Retype every line of the records below without changing anything.

....

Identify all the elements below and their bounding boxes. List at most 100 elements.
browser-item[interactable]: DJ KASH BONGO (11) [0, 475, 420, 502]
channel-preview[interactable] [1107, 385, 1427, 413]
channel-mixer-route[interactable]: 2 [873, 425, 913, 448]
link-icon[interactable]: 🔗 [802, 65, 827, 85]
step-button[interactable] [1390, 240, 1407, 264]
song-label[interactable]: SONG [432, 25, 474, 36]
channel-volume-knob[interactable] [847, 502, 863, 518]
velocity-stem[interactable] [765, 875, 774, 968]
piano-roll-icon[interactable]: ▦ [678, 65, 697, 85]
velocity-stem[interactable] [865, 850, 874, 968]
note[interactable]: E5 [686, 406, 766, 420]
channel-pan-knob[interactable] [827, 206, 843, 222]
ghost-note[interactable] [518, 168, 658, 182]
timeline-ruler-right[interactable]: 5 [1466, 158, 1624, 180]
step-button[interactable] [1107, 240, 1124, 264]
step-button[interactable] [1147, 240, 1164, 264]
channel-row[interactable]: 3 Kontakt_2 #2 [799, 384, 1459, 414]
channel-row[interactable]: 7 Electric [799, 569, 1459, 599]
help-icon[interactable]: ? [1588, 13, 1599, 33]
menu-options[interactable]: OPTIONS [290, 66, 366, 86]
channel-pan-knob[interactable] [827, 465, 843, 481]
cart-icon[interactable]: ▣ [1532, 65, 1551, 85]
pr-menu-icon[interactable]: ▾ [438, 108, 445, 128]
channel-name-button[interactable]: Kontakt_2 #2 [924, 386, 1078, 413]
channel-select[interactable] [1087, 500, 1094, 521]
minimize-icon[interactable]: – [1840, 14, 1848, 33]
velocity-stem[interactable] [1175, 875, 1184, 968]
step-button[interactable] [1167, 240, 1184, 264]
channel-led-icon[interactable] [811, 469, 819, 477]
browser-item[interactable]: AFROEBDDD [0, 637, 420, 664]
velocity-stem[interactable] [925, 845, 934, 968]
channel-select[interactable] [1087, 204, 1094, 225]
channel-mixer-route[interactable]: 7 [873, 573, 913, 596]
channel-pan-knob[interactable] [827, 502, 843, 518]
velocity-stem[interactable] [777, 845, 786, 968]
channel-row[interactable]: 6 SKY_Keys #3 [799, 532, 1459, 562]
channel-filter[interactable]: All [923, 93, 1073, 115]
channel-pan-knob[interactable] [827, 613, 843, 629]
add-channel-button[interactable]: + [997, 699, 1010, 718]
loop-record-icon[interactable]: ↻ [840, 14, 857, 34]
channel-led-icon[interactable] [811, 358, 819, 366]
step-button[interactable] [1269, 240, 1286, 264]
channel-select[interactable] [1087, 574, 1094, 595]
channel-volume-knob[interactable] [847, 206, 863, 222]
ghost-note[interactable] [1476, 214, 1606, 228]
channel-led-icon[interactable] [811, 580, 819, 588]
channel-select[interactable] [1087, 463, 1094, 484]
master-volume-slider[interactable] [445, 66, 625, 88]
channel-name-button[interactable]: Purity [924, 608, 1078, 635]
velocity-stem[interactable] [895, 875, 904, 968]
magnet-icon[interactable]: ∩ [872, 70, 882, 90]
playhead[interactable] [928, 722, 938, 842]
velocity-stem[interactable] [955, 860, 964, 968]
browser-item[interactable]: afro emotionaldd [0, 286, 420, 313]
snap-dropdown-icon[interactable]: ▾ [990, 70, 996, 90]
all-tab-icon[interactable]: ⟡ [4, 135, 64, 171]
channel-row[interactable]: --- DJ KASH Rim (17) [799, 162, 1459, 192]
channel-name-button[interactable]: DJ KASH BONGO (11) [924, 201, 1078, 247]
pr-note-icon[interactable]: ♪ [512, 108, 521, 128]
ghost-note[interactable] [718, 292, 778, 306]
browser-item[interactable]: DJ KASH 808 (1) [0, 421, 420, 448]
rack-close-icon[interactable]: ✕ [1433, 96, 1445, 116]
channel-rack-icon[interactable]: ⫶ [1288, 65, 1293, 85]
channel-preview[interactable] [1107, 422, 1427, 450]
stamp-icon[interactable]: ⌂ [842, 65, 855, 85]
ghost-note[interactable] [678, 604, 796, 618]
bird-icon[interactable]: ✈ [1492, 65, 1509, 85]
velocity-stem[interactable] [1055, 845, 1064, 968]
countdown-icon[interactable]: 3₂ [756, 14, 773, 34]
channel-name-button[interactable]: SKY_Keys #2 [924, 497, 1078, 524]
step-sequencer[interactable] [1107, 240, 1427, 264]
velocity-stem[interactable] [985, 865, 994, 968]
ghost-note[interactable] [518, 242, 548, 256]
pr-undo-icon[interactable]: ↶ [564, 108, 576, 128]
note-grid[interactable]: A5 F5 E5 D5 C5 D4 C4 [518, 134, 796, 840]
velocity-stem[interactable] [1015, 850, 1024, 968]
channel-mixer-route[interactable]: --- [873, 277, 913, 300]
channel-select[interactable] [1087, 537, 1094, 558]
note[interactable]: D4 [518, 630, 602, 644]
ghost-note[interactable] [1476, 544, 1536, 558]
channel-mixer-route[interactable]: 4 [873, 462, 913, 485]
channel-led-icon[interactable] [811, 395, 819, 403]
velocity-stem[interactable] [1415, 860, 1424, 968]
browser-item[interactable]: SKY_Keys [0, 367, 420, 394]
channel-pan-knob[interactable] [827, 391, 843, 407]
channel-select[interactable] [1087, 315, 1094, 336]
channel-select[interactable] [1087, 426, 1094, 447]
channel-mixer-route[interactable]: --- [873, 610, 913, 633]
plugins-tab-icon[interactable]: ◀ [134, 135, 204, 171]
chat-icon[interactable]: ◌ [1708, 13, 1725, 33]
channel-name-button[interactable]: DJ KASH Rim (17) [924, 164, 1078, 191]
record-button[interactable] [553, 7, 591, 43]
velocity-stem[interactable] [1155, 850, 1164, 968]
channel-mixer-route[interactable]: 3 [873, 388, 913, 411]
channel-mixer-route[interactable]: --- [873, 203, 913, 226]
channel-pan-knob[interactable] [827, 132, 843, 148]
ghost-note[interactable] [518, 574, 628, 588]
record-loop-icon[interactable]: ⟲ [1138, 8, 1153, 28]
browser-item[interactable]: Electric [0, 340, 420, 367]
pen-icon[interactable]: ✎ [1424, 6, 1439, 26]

....

- _Exercise result_
Identify all the elements below and their bounding boxes. List at most 100 elements.
browser-item[interactable]: DJ KASH BONGO (11) [0, 475, 420, 502]
channel-preview[interactable] [1107, 385, 1427, 413]
channel-mixer-route[interactable]: 2 [873, 425, 913, 448]
link-icon[interactable]: 🔗 [802, 65, 827, 85]
step-button[interactable] [1390, 240, 1407, 264]
song-label[interactable]: SONG [432, 25, 474, 36]
channel-volume-knob[interactable] [847, 502, 863, 518]
velocity-stem[interactable] [765, 875, 774, 968]
piano-roll-icon[interactable]: ▦ [678, 65, 697, 85]
velocity-stem[interactable] [865, 850, 874, 968]
note[interactable]: E5 [686, 406, 766, 420]
channel-pan-knob[interactable] [827, 206, 843, 222]
ghost-note[interactable] [518, 168, 658, 182]
timeline-ruler-right[interactable]: 5 [1466, 158, 1624, 180]
step-button[interactable] [1107, 240, 1124, 264]
step-button[interactable] [1147, 240, 1164, 264]
channel-row[interactable]: 3 Kontakt_2 #2 [799, 384, 1459, 414]
channel-row[interactable]: 7 Electric [799, 569, 1459, 599]
help-icon[interactable]: ? [1588, 13, 1599, 33]
menu-options[interactable]: OPTIONS [290, 66, 366, 86]
channel-pan-knob[interactable] [827, 465, 843, 481]
cart-icon[interactable]: ▣ [1532, 65, 1551, 85]
pr-menu-icon[interactable]: ▾ [438, 108, 445, 128]
channel-name-button[interactable]: Kontakt_2 #2 [924, 386, 1078, 413]
channel-select[interactable] [1087, 500, 1094, 521]
minimize-icon[interactable]: – [1840, 14, 1848, 33]
velocity-stem[interactable] [1175, 875, 1184, 968]
step-button[interactable] [1167, 240, 1184, 264]
channel-led-icon[interactable] [811, 469, 819, 477]
browser-item[interactable]: AFROEBDDD [0, 637, 420, 664]
velocity-stem[interactable] [925, 845, 934, 968]
channel-select[interactable] [1087, 204, 1094, 225]
channel-mixer-route[interactable]: 7 [873, 573, 913, 596]
channel-pan-knob[interactable] [827, 502, 843, 518]
velocity-stem[interactable] [777, 845, 786, 968]
channel-row[interactable]: 6 SKY_Keys #3 [799, 532, 1459, 562]
channel-filter[interactable]: All [923, 93, 1073, 115]
channel-pan-knob[interactable] [827, 613, 843, 629]
add-channel-button[interactable]: + [997, 699, 1010, 718]
loop-record-icon[interactable]: ↻ [840, 14, 857, 34]
channel-led-icon[interactable] [811, 358, 819, 366]
step-button[interactable] [1269, 240, 1286, 264]
channel-select[interactable] [1087, 574, 1094, 595]
channel-volume-knob[interactable] [847, 206, 863, 222]
ghost-note[interactable] [1476, 214, 1606, 228]
channel-led-icon[interactable] [811, 580, 819, 588]
channel-select[interactable] [1087, 463, 1094, 484]
master-volume-slider[interactable] [445, 66, 625, 88]
channel-name-button[interactable]: Purity [924, 608, 1078, 635]
velocity-stem[interactable] [895, 875, 904, 968]
magnet-icon[interactable]: ∩ [872, 70, 882, 90]
playhead[interactable] [928, 722, 938, 842]
velocity-stem[interactable] [955, 860, 964, 968]
browser-item[interactable]: afro emotionaldd [0, 286, 420, 313]
snap-dropdown-icon[interactable]: ▾ [990, 70, 996, 90]
all-tab-icon[interactable]: ⟡ [4, 135, 64, 171]
channel-row[interactable]: --- DJ KASH Rim (17) [799, 162, 1459, 192]
channel-name-button[interactable]: DJ KASH BONGO (11) [924, 201, 1078, 247]
pr-note-icon[interactable]: ♪ [512, 108, 521, 128]
ghost-note[interactable] [718, 292, 778, 306]
browser-item[interactable]: DJ KASH 808 (1) [0, 421, 420, 448]
rack-close-icon[interactable]: ✕ [1433, 96, 1445, 116]
channel-rack-icon[interactable]: ⫶ [1288, 65, 1293, 85]
channel-preview[interactable] [1107, 422, 1427, 450]
stamp-icon[interactable]: ⌂ [842, 65, 855, 85]
ghost-note[interactable] [678, 604, 796, 618]
bird-icon[interactable]: ✈ [1492, 65, 1509, 85]
velocity-stem[interactable] [1055, 845, 1064, 968]
countdown-icon[interactable]: 3₂ [756, 14, 773, 34]
channel-name-button[interactable]: SKY_Keys #2 [924, 497, 1078, 524]
step-sequencer[interactable] [1107, 240, 1427, 264]
velocity-stem[interactable] [985, 865, 994, 968]
ghost-note[interactable] [518, 242, 548, 256]
pr-undo-icon[interactable]: ↶ [564, 108, 576, 128]
note-grid[interactable]: A5 F5 E5 D5 C5 D4 C4 [518, 134, 796, 840]
velocity-stem[interactable] [1015, 850, 1024, 968]
channel-mixer-route[interactable]: --- [873, 277, 913, 300]
channel-select[interactable] [1087, 537, 1094, 558]
note[interactable]: D4 [518, 630, 602, 644]
ghost-note[interactable] [1476, 544, 1536, 558]
channel-mixer-route[interactable]: 4 [873, 462, 913, 485]
channel-led-icon[interactable] [811, 395, 819, 403]
velocity-stem[interactable] [1415, 860, 1424, 968]
browser-item[interactable]: SKY_Keys [0, 367, 420, 394]
channel-pan-knob[interactable] [827, 391, 843, 407]
channel-select[interactable] [1087, 315, 1094, 336]
channel-select[interactable] [1087, 426, 1094, 447]
channel-mixer-route[interactable]: --- [873, 610, 913, 633]
plugins-tab-icon[interactable]: ◀ [134, 135, 204, 171]
chat-icon[interactable]: ◌ [1708, 13, 1725, 33]
channel-name-button[interactable]: DJ KASH Rim (17) [924, 164, 1078, 191]
record-button[interactable] [553, 7, 591, 43]
velocity-stem[interactable] [1155, 850, 1164, 968]
channel-mixer-route[interactable]: 3 [873, 388, 913, 411]
channel-mixer-route[interactable]: --- [873, 203, 913, 226]
channel-pan-knob[interactable] [827, 132, 843, 148]
ghost-note[interactable] [518, 574, 628, 588]
record-loop-icon[interactable]: ⟲ [1138, 8, 1153, 28]
browser-item[interactable]: Electric [0, 340, 420, 367]
pen-icon[interactable]: ✎ [1424, 6, 1439, 26]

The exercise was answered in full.